(Records from a dataset)
==============================

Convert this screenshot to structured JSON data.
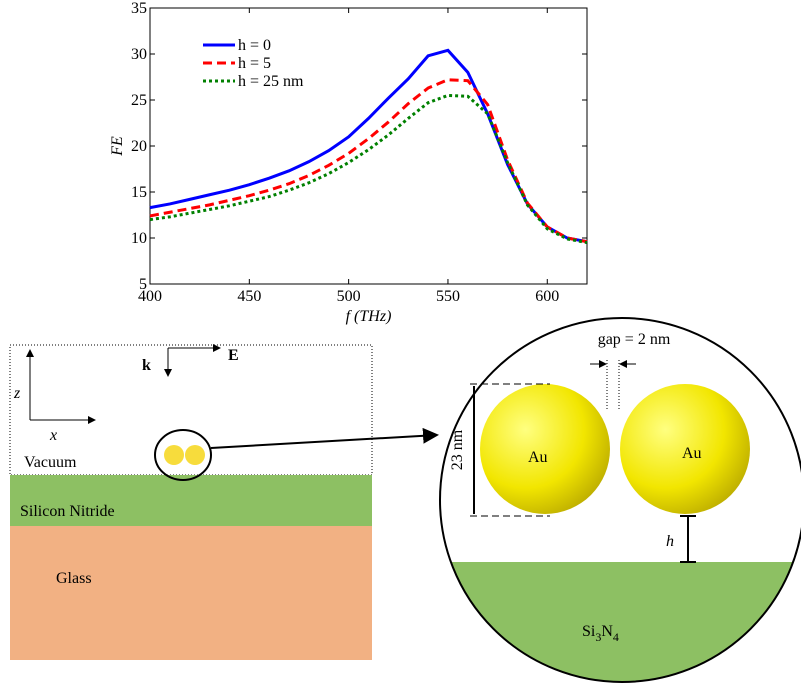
{
  "chart_data": {
    "type": "line",
    "x_label": "f (THz)",
    "y_label": "FE",
    "x": [
      400,
      410,
      420,
      430,
      440,
      450,
      460,
      470,
      480,
      490,
      500,
      510,
      520,
      530,
      540,
      550,
      560,
      570,
      580,
      590,
      600,
      610,
      620
    ],
    "series": [
      {
        "name": "h = 0",
        "color": "#0000ff",
        "dash": "solid",
        "values": [
          13.3,
          13.7,
          14.2,
          14.7,
          15.2,
          15.8,
          16.5,
          17.3,
          18.3,
          19.5,
          21,
          23,
          25.2,
          27.3,
          29.8,
          30.4,
          28,
          23.5,
          18,
          13.7,
          11.2,
          10,
          9.6
        ]
      },
      {
        "name": "h = 5",
        "color": "#ff0000",
        "dash": "dashed",
        "values": [
          12.4,
          12.8,
          13.2,
          13.6,
          14.1,
          14.6,
          15.2,
          15.9,
          16.8,
          17.9,
          19.2,
          20.8,
          22.6,
          24.6,
          26.3,
          27.2,
          27.1,
          24.5,
          18.5,
          13.8,
          11.2,
          10,
          9.6
        ]
      },
      {
        "name": "h = 25 nm",
        "color": "#008000",
        "dash": "dotted",
        "values": [
          12,
          12.3,
          12.7,
          13.1,
          13.5,
          14,
          14.5,
          15.2,
          16,
          17,
          18.2,
          19.6,
          21.2,
          23,
          24.7,
          25.5,
          25.4,
          23.5,
          18.2,
          13.6,
          11,
          9.9,
          9.5
        ]
      }
    ],
    "xlim": [
      400,
      620
    ],
    "xticks": [
      400,
      450,
      500,
      550,
      600
    ],
    "ylim": [
      5,
      35
    ],
    "yticks": [
      5,
      10,
      15,
      20,
      25,
      30,
      35
    ],
    "legend": "upper-left",
    "grid": false
  },
  "diagram": {
    "k": "k",
    "E": "E",
    "z": "z",
    "x": "x",
    "vacuum": "Vacuum",
    "nitride": "Silicon Nitride",
    "glass": "Glass",
    "gap": "gap = 2 nm",
    "diameter": "23 nm",
    "left_particle": "Au",
    "right_particle": "Au",
    "height": "h",
    "substrate": [
      "Si",
      "3",
      "N",
      "4"
    ]
  }
}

==============================

Written exercise
Working from the lines above, reproduce the material exactly and exclude its pictures.

Task solution
Convert this screenshot to structured JSON data.
{
  "chart_data": {
    "type": "line",
    "x_label": "f (THz)",
    "y_label": "FE",
    "x": [
      400,
      410,
      420,
      430,
      440,
      450,
      460,
      470,
      480,
      490,
      500,
      510,
      520,
      530,
      540,
      550,
      560,
      570,
      580,
      590,
      600,
      610,
      620
    ],
    "series": [
      {
        "name": "h = 0",
        "color": "#0000ff",
        "dash": "solid",
        "values": [
          13.3,
          13.7,
          14.2,
          14.7,
          15.2,
          15.8,
          16.5,
          17.3,
          18.3,
          19.5,
          21,
          23,
          25.2,
          27.3,
          29.8,
          30.4,
          28,
          23.5,
          18,
          13.7,
          11.2,
          10,
          9.6
        ]
      },
      {
        "name": "h = 5",
        "color": "#ff0000",
        "dash": "dashed",
        "values": [
          12.4,
          12.8,
          13.2,
          13.6,
          14.1,
          14.6,
          15.2,
          15.9,
          16.8,
          17.9,
          19.2,
          20.8,
          22.6,
          24.6,
          26.3,
          27.2,
          27.1,
          24.5,
          18.5,
          13.8,
          11.2,
          10,
          9.6
        ]
      },
      {
        "name": "h = 25 nm",
        "color": "#008000",
        "dash": "dotted",
        "values": [
          12,
          12.3,
          12.7,
          13.1,
          13.5,
          14,
          14.5,
          15.2,
          16,
          17,
          18.2,
          19.6,
          21.2,
          23,
          24.7,
          25.5,
          25.4,
          23.5,
          18.2,
          13.6,
          11,
          9.9,
          9.5
        ]
      }
    ],
    "xlim": [
      400,
      620
    ],
    "xticks": [
      400,
      450,
      500,
      550,
      600
    ],
    "ylim": [
      5,
      35
    ],
    "yticks": [
      5,
      10,
      15,
      20,
      25,
      30,
      35
    ],
    "legend": "upper-left",
    "grid": false
  },
  "diagram": {
    "k": "k",
    "E": "E",
    "z": "z",
    "x": "x",
    "vacuum": "Vacuum",
    "nitride": "Silicon Nitride",
    "glass": "Glass",
    "gap": "gap = 2 nm",
    "diameter": "23 nm",
    "left_particle": "Au",
    "right_particle": "Au",
    "height": "h",
    "substrate": [
      "Si",
      "3",
      "N",
      "4"
    ]
  }
}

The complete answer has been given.